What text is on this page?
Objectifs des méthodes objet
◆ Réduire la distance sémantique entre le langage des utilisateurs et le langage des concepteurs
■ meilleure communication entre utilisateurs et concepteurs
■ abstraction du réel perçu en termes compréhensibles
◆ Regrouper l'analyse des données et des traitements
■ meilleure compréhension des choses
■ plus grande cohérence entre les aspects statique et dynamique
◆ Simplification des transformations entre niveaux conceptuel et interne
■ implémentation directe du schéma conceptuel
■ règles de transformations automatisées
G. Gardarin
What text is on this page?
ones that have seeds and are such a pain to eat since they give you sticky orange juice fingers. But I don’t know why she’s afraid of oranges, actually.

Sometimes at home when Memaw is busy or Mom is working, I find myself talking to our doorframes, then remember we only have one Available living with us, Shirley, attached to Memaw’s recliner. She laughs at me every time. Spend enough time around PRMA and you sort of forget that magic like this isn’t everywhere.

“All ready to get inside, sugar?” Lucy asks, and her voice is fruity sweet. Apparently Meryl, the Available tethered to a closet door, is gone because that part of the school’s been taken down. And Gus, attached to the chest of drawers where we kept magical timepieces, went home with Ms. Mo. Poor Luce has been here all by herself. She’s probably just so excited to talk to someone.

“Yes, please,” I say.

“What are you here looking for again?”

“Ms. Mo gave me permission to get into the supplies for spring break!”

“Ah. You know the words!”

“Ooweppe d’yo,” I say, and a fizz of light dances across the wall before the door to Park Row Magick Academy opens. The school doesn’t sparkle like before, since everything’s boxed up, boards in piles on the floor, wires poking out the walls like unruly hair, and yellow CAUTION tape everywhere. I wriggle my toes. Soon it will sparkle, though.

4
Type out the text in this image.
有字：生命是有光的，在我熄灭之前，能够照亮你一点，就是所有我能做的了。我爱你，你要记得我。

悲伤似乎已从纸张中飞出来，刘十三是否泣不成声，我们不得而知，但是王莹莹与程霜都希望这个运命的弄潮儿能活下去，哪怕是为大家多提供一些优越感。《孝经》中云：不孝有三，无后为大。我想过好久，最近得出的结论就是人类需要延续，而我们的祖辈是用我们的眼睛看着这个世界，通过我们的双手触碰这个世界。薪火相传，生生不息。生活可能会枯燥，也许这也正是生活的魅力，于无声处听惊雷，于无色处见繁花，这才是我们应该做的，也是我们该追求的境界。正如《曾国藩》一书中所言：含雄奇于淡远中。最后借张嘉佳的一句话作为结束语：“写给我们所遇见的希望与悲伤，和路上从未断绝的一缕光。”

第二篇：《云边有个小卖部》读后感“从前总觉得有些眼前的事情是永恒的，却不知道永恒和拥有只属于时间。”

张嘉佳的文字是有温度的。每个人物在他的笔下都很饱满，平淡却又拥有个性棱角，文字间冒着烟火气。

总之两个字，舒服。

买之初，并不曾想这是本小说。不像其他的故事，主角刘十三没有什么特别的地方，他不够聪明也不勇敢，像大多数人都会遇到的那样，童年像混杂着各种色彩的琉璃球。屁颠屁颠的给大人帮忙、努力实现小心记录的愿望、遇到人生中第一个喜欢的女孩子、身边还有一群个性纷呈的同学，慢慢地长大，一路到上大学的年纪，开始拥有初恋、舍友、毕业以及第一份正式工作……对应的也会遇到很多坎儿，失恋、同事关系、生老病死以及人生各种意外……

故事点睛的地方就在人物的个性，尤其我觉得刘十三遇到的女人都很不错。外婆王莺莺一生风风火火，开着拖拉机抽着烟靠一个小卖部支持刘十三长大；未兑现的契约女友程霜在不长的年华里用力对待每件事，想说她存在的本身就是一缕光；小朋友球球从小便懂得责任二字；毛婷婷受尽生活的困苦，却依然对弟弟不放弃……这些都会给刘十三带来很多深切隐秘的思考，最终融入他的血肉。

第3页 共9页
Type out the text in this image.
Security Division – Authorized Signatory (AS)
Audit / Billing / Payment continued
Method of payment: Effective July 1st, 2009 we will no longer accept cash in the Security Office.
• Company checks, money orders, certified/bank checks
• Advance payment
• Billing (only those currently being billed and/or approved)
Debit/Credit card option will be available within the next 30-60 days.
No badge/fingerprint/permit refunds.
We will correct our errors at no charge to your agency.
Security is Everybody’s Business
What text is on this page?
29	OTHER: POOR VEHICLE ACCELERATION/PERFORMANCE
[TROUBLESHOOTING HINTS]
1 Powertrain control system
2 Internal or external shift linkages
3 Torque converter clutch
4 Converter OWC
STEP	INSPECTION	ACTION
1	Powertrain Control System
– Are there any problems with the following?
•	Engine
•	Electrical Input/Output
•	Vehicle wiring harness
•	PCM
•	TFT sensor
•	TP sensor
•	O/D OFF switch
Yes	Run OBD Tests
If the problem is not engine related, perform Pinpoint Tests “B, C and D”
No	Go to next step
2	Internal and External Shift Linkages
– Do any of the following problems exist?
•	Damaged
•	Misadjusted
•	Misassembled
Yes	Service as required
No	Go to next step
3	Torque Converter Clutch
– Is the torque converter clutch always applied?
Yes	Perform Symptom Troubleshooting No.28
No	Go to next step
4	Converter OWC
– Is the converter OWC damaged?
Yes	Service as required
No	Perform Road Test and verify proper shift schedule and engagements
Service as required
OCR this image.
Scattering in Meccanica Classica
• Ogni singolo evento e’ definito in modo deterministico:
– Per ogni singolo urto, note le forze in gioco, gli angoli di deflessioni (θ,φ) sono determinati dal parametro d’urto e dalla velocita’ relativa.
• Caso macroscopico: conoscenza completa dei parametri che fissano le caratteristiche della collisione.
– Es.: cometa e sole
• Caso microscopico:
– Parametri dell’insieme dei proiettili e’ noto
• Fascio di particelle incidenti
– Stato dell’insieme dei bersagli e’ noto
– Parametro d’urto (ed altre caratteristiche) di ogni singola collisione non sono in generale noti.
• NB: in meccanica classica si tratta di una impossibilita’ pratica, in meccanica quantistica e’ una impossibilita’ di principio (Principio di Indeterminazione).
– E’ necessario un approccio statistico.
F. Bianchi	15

━━━━━━━━

**Task directions:** Extract all the entries word for word.

**Exercise solution:**
What text is on this page?
Objectifs des méthodes objet
◆ Réduire la distance sémantique entre le langage des utilisateurs et le langage des concepteurs
■ meilleure communication entre utilisateurs et concepteurs
■ abstraction du réel perçu en termes compréhensibles
◆ Regrouper l'analyse des données et des traitements
■ meilleure compréhension des choses
■ plus grande cohérence entre les aspects statique et dynamique
◆ Simplification des transformations entre niveaux conceptuel et interne
■ implémentation directe du schéma conceptuel
■ règles de transformations automatisées
G. Gardarin
What text is on this page?
ones that have seeds and are such a pain to eat since they give you sticky orange juice fingers. But I don’t know why she’s afraid of oranges, actually.

Sometimes at home when Memaw is busy or Mom is working, I find myself talking to our doorframes, then remember we only have one Available living with us, Shirley, attached to Memaw’s recliner. She laughs at me every time. Spend enough time around PRMA and you sort of forget that magic like this isn’t everywhere.

“All ready to get inside, sugar?” Lucy asks, and her voice is fruity sweet. Apparently Meryl, the Available tethered to a closet door, is gone because that part of the school’s been taken down. And Gus, attached to the chest of drawers where we kept magical timepieces, went home with Ms. Mo. Poor Luce has been here all by herself. She’s probably just so excited to talk to someone.

“Yes, please,” I say.

“What are you here looking for again?”

“Ms. Mo gave me permission to get into the supplies for spring break!”

“Ah. You know the words!”

“Ooweppe d’yo,” I say, and a fizz of light dances across the wall before the door to Park Row Magick Academy opens. The school doesn’t sparkle like before, since everything’s boxed up, boards in piles on the floor, wires poking out the walls like unruly hair, and yellow CAUTION tape everywhere. I wriggle my toes. Soon it will sparkle, though.

4
Type out the text in this image.
有字：生命是有光的，在我熄灭之前，能够照亮你一点，就是所有我能做的了。我爱你，你要记得我。

悲伤似乎已从纸张中飞出来，刘十三是否泣不成声，我们不得而知，但是王莹莹与程霜都希望这个运命的弄潮儿能活下去，哪怕是为大家多提供一些优越感。《孝经》中云：不孝有三，无后为大。我想过好久，最近得出的结论就是人类需要延续，而我们的祖辈是用我们的眼睛看着这个世界，通过我们的双手触碰这个世界。薪火相传，生生不息。生活可能会枯燥，也许这也正是生活的魅力，于无声处听惊雷，于无色处见繁花，这才是我们应该做的，也是我们该追求的境界。正如《曾国藩》一书中所言：含雄奇于淡远中。最后借张嘉佳的一句话作为结束语：“写给我们所遇见的希望与悲伤，和路上从未断绝的一缕光。”

第二篇：《云边有个小卖部》读后感“从前总觉得有些眼前的事情是永恒的，却不知道永恒和拥有只属于时间。”

张嘉佳的文字是有温度的。每个人物在他的笔下都很饱满，平淡却又拥有个性棱角，文字间冒着烟火气。

总之两个字，舒服。

买之初，并不曾想这是本小说。不像其他的故事，主角刘十三没有什么特别的地方，他不够聪明也不勇敢，像大多数人都会遇到的那样，童年像混杂着各种色彩的琉璃球。屁颠屁颠的给大人帮忙、努力实现小心记录的愿望、遇到人生中第一个喜欢的女孩子、身边还有一群个性纷呈的同学，慢慢地长大，一路到上大学的年纪，开始拥有初恋、舍友、毕业以及第一份正式工作……对应的也会遇到很多坎儿，失恋、同事关系、生老病死以及人生各种意外……

故事点睛的地方就在人物的个性，尤其我觉得刘十三遇到的女人都很不错。外婆王莺莺一生风风火火，开着拖拉机抽着烟靠一个小卖部支持刘十三长大；未兑现的契约女友程霜在不长的年华里用力对待每件事，想说她存在的本身就是一缕光；小朋友球球从小便懂得责任二字；毛婷婷受尽生活的困苦，却依然对弟弟不放弃……这些都会给刘十三带来很多深切隐秘的思考，最终融入他的血肉。

第3页 共9页
Type out the text in this image.
Security Division – Authorized Signatory (AS)
Audit / Billing / Payment continued
Method of payment: Effective July 1st, 2009 we will no longer accept cash in the Security Office.
• Company checks, money orders, certified/bank checks
• Advance payment
• Billing (only those currently being billed and/or approved)
Debit/Credit card option will be available within the next 30-60 days.
No badge/fingerprint/permit refunds.
We will correct our errors at no charge to your agency.
Security is Everybody’s Business
What text is on this page?
29	OTHER: POOR VEHICLE ACCELERATION/PERFORMANCE
[TROUBLESHOOTING HINTS]
1 Powertrain control system
2 Internal or external shift linkages
3 Torque converter clutch
4 Converter OWC
STEP	INSPECTION	ACTION
1	Powertrain Control System
– Are there any problems with the following?
•	Engine
•	Electrical Input/Output
•	Vehicle wiring harness
•	PCM
•	TFT sensor
•	TP sensor
•	O/D OFF switch
Yes	Run OBD Tests
If the problem is not engine related, perform Pinpoint Tests “B, C and D”
No	Go to next step
2	Internal and External Shift Linkages
– Do any of the following problems exist?
•	Damaged
•	Misadjusted
•	Misassembled
Yes	Service as required
No	Go to next step
3	Torque Converter Clutch
– Is the torque converter clutch always applied?
Yes	Perform Symptom Troubleshooting No.28
No	Go to next step
4	Converter OWC
– Is the converter OWC damaged?
Yes	Service as required
No	Perform Road Test and verify proper shift schedule and engagements
Service as required
OCR this image.
Scattering in Meccanica Classica
• Ogni singolo evento e’ definito in modo deterministico:
– Per ogni singolo urto, note le forze in gioco, gli angoli di deflessioni (θ,φ) sono determinati dal parametro d’urto e dalla velocita’ relativa.
• Caso macroscopico: conoscenza completa dei parametri che fissano le caratteristiche della collisione.
– Es.: cometa e sole
• Caso microscopico:
– Parametri dell’insieme dei proiettili e’ noto
• Fascio di particelle incidenti
– Stato dell’insieme dei bersagli e’ noto
– Parametro d’urto (ed altre caratteristiche) di ogni singola collisione non sono in generale noti.
• NB: in meccanica classica si tratta di una impossibilita’ pratica, in meccanica quantistica e’ una impossibilita’ di principio (Principio di Indeterminazione).
– E’ necessario un approccio statistico.
F. Bianchi	15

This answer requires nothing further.